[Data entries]
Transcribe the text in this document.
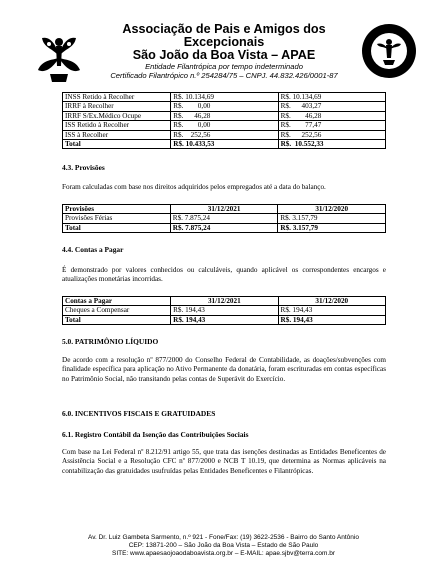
Associação de Pais e Amigos dos Excepcionais
São João da Boa Vista – APAE
Entidade Filantrópica por tempo indeterminado
Certificado Filantrópico n.º 254284/75 – CNPJ. 44.832.426/0001-87
INSS Retido à Recolher	R$. 10.134,69	R$. 10.134,69
IRRF à Recolher	R$.        0,00	R$.      403,27
IRRF S/Ex.Médico Ocupe	R$.      46,28	R$.        46,28
ISS Retido à Recolher	R$.        0,00	R$.        77,47
ISS à Recolher	R$.    252,56	R$.      252,56
Total	R$. 10.433,53	R$.  10.552,33
4.3. Provisões
Foram calculadas com base nos direitos adquiridos pelos empregados até a data do balanço.
Provisões	31/12/2021	31/12/2020
Provisões Férias	R$. 7.875,24	R$. 3.157,79
Total	R$. 7.875,24	R$. 3.157,79
4.4. Contas a Pagar
É demonstrado por valores conhecidos ou calculáveis, quando aplicável os correspondentes encargos e atualizações monetárias incorridas.
Contas a Pagar	31/12/2021	31/12/2020
Cheques a Compensar	R$. 194,43	R$. 194,43
Total	R$. 194,43	R$. 194,43
5.0. PATRIMÔNIO LÍQUIDO
De acordo com a resolução nº 877/2000 do Conselho Federal de Contabilidade, as doações/subvenções com finalidade específica para aplicação no Ativo Permanente da donatária, foram escrituradas em contas específicas no Patrimônio Social, não transitando pelas contas de Superávit do Exercício.
6.0. INCENTIVOS FISCAIS E GRATUIDADES
6.1. Registro Contábil da Isenção das Contribuições Sociais
Com base na Lei Federal nº 8.212/91 artigo 55, que trata das isenções destinadas as Entidades Beneficentes de Assistência Social e a Resolução CFC nº 877/2000 e NCB T 10.19, que determina as Normas aplicáveis na contabilização das gratuidades usufruídas pelas Entidades Beneficentes e Filantrópicas.
Av. Dr. Luiz Gambeta Sarmento, n.º 921 - Fone/Fax: (19) 3622-2536 - Bairro do Santo Antônio
CEP: 13871-200 – São João da Boa Vista – Estado de São Paulo
SITE: www.apaesaojoaodaboavista.org.br – E-MAIL: apae.sjbv@terra.com.br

Task details :: Retype every record above exactly as written, but leave out the pictures.

The answer ::
Transcribe the text in this document.
Associação de Pais e Amigos dos Excepcionais
São João da Boa Vista – APAE
Entidade Filantrópica por tempo indeterminado
Certificado Filantrópico n.º 254284/75 – CNPJ. 44.832.426/0001-87
INSS Retido à Recolher	R$. 10.134,69	R$. 10.134,69
IRRF à Recolher	R$.        0,00	R$.      403,27
IRRF S/Ex.Médico Ocupe	R$.      46,28	R$.        46,28
ISS Retido à Recolher	R$.        0,00	R$.        77,47
ISS à Recolher	R$.    252,56	R$.      252,56
Total	R$. 10.433,53	R$.  10.552,33
4.3. Provisões
Foram calculadas com base nos direitos adquiridos pelos empregados até a data do balanço.
Provisões	31/12/2021	31/12/2020
Provisões Férias	R$. 7.875,24	R$. 3.157,79
Total	R$. 7.875,24	R$. 3.157,79
4.4. Contas a Pagar
É demonstrado por valores conhecidos ou calculáveis, quando aplicável os correspondentes encargos e atualizações monetárias incorridas.
Contas a Pagar	31/12/2021	31/12/2020
Cheques a Compensar	R$. 194,43	R$. 194,43
Total	R$. 194,43	R$. 194,43
5.0. PATRIMÔNIO LÍQUIDO
De acordo com a resolução nº 877/2000 do Conselho Federal de Contabilidade, as doações/subvenções com finalidade específica para aplicação no Ativo Permanente da donatária, foram escrituradas em contas específicas no Patrimônio Social, não transitando pelas contas de Superávit do Exercício.
6.0. INCENTIVOS FISCAIS E GRATUIDADES
6.1. Registro Contábil da Isenção das Contribuições Sociais
Com base na Lei Federal nº 8.212/91 artigo 55, que trata das isenções destinadas as Entidades Beneficentes de Assistência Social e a Resolução CFC nº 877/2000 e NCB T 10.19, que determina as Normas aplicáveis na contabilização das gratuidades usufruídas pelas Entidades Beneficentes e Filantrópicas.
Av. Dr. Luiz Gambeta Sarmento, n.º 921 - Fone/Fax: (19) 3622-2536 - Bairro do Santo Antônio
CEP: 13871-200 – São João da Boa Vista – Estado de São Paulo
SITE: www.apaesaojoaodaboavista.org.br – E-MAIL: apae.sjbv@terra.com.br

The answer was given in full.